[Dataset items]
===============

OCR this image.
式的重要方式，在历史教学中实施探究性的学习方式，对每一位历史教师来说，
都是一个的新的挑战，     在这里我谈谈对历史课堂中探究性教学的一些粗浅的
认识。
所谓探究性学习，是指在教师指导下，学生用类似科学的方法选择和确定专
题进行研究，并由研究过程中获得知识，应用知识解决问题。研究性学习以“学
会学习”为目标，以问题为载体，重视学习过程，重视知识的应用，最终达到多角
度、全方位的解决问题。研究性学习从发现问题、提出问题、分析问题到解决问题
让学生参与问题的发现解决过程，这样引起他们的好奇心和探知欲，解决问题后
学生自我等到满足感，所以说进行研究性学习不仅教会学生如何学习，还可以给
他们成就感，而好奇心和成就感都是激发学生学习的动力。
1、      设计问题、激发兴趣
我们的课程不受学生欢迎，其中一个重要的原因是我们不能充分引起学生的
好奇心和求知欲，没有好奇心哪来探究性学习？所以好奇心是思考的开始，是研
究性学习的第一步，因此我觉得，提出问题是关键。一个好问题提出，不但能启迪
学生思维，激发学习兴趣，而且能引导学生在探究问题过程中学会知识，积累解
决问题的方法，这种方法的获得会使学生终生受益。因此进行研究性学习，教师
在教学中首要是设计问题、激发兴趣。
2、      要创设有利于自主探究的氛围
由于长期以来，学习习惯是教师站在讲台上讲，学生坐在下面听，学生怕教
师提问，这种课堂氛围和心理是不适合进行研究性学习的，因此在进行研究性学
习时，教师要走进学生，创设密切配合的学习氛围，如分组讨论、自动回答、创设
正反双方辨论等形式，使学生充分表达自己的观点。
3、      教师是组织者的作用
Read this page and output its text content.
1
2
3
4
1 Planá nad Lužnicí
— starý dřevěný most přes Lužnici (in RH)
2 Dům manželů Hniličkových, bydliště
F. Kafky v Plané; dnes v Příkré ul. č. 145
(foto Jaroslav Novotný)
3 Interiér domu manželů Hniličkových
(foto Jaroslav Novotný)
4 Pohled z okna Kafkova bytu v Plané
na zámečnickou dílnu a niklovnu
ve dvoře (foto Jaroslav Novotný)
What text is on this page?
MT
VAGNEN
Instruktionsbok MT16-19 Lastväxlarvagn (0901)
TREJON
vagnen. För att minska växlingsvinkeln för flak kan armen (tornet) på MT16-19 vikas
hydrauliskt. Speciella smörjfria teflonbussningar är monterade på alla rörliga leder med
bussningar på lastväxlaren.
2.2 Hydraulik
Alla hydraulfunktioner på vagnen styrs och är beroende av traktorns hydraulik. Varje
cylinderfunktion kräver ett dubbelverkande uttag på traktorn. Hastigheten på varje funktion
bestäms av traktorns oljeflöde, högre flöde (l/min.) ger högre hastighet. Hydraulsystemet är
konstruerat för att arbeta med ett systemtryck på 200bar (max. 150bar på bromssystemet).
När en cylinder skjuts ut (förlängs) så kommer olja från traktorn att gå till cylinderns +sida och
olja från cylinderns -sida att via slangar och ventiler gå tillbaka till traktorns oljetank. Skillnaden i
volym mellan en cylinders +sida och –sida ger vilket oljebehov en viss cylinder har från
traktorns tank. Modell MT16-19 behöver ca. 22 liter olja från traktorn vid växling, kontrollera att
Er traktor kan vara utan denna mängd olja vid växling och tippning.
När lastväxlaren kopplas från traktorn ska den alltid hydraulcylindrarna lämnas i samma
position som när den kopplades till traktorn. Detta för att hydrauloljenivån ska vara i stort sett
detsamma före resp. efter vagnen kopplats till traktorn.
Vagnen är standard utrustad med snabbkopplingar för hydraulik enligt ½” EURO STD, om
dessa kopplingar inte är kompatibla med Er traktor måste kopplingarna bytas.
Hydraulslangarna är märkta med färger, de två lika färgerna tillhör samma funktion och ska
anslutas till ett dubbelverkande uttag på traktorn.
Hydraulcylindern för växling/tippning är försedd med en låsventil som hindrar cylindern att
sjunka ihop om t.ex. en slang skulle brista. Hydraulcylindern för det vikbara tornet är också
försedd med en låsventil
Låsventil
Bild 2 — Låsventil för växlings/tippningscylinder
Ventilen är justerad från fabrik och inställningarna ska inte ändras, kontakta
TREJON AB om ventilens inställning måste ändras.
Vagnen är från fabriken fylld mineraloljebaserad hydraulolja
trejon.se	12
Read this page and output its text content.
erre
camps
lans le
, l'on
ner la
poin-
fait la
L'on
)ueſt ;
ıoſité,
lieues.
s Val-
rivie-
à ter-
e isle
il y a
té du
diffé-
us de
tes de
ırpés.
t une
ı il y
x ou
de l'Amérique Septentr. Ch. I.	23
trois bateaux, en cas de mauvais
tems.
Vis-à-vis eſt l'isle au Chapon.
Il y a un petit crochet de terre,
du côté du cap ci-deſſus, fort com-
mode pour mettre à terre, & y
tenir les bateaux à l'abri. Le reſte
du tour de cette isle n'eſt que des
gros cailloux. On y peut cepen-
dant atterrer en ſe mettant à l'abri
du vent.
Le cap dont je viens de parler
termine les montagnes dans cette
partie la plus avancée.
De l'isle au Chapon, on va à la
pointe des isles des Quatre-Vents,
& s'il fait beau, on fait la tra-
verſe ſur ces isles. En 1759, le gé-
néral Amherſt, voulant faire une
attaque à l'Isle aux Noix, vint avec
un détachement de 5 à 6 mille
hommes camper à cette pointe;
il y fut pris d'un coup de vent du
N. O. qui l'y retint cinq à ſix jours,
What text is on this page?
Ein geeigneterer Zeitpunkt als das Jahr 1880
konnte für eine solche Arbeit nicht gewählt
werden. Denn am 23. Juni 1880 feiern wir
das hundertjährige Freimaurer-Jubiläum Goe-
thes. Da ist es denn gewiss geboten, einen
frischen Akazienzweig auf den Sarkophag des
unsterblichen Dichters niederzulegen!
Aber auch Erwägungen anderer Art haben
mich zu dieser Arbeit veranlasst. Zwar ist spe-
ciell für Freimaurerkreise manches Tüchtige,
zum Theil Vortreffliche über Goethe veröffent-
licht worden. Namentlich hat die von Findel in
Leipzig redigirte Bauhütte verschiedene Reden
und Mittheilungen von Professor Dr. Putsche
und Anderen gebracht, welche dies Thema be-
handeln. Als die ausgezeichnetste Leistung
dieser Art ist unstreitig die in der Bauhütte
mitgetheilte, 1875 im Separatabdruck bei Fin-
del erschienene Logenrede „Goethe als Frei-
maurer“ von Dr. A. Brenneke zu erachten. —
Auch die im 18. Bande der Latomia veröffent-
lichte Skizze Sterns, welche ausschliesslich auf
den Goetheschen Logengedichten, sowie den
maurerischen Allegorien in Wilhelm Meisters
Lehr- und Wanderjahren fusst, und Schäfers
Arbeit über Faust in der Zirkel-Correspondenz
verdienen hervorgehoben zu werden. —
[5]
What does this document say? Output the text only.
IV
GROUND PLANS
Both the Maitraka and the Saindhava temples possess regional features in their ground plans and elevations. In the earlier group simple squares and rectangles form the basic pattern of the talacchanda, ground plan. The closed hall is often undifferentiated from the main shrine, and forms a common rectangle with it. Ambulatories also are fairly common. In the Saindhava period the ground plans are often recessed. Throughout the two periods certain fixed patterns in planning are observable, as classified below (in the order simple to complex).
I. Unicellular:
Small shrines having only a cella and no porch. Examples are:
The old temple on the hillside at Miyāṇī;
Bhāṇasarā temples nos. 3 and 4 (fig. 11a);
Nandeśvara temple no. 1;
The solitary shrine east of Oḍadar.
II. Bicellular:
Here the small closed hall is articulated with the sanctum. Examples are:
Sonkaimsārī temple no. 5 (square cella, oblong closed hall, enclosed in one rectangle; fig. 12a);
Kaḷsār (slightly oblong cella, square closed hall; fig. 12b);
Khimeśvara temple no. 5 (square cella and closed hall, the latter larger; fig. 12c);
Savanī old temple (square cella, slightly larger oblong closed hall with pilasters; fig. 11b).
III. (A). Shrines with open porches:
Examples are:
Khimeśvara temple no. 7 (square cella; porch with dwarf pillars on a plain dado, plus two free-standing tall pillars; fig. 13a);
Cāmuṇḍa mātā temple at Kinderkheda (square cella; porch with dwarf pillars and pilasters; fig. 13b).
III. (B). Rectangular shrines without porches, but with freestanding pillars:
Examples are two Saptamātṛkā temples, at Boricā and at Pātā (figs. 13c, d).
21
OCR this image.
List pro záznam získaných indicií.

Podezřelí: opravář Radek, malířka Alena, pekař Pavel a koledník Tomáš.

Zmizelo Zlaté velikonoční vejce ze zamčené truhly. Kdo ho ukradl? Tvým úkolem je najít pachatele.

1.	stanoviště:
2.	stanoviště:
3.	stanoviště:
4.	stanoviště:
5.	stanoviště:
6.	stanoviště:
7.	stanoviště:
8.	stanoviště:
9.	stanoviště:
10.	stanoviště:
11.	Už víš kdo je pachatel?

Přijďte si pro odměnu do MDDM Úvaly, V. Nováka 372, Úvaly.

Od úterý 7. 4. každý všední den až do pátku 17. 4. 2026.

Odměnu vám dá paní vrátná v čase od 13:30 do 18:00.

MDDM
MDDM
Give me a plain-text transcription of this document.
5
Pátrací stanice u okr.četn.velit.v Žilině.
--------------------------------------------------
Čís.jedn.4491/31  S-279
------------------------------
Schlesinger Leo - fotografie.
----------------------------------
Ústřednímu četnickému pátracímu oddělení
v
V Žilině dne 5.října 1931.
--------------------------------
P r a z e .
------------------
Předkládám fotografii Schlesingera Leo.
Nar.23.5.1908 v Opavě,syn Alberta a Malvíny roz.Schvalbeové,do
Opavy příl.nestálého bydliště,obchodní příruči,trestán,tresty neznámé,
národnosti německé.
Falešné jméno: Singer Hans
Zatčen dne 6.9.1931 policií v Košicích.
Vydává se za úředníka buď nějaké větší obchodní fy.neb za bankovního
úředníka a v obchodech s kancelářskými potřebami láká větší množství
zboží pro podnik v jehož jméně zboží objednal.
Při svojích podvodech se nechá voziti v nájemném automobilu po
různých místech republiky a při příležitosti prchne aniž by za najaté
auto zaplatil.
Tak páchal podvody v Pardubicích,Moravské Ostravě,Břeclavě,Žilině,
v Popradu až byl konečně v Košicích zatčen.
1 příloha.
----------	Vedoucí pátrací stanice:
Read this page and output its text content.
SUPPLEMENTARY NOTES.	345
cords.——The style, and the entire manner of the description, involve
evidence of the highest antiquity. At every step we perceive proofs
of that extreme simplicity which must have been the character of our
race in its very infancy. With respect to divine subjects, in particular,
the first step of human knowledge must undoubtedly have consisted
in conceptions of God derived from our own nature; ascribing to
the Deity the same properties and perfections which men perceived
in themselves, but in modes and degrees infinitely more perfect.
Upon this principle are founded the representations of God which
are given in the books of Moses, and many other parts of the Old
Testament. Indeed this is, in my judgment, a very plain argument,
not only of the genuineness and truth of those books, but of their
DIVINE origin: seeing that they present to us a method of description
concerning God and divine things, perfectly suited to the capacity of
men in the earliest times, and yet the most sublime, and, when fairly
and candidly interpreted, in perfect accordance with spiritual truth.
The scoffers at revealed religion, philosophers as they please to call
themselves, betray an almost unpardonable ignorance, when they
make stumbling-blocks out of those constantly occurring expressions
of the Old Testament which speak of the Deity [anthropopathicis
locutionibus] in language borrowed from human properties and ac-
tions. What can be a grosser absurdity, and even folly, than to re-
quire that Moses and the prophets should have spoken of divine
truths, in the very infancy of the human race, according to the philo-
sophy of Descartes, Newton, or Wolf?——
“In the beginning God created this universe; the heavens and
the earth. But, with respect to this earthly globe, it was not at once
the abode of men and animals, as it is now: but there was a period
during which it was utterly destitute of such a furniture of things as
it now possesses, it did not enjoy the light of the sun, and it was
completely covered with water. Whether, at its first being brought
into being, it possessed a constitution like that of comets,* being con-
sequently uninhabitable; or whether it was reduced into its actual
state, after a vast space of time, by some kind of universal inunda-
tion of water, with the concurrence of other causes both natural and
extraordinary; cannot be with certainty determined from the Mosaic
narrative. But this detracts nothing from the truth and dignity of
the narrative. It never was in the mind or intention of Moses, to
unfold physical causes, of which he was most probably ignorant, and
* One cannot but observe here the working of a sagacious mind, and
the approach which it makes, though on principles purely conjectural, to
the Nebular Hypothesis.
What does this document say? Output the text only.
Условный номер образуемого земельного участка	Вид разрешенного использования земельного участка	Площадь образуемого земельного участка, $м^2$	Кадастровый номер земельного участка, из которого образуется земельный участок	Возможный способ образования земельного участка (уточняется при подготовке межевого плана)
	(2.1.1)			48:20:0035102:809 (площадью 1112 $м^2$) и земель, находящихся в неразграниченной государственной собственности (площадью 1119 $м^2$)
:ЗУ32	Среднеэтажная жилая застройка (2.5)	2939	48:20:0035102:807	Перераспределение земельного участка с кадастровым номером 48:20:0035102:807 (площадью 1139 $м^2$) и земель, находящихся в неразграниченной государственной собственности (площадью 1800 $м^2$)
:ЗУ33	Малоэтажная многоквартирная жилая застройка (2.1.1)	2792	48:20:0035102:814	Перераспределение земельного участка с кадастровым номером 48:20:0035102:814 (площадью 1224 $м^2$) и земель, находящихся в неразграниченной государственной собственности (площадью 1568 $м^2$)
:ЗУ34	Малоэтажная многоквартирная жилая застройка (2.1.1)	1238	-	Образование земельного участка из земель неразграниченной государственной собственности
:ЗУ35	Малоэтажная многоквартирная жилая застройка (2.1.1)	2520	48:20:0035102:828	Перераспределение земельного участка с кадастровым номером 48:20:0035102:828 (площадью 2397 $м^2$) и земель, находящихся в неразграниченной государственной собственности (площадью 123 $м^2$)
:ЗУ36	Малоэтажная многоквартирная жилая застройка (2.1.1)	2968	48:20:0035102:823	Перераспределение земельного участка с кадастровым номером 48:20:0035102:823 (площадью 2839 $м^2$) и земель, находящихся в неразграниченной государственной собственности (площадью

===============

*EXERCISE DIRECTIONS*: Out of the material above, select every line that holds the string "first".

*EXERCISE RESPONSE*:
the first step of human knowledge must undoubtedly have consisted
completely covered with water. Whether, at its first being brought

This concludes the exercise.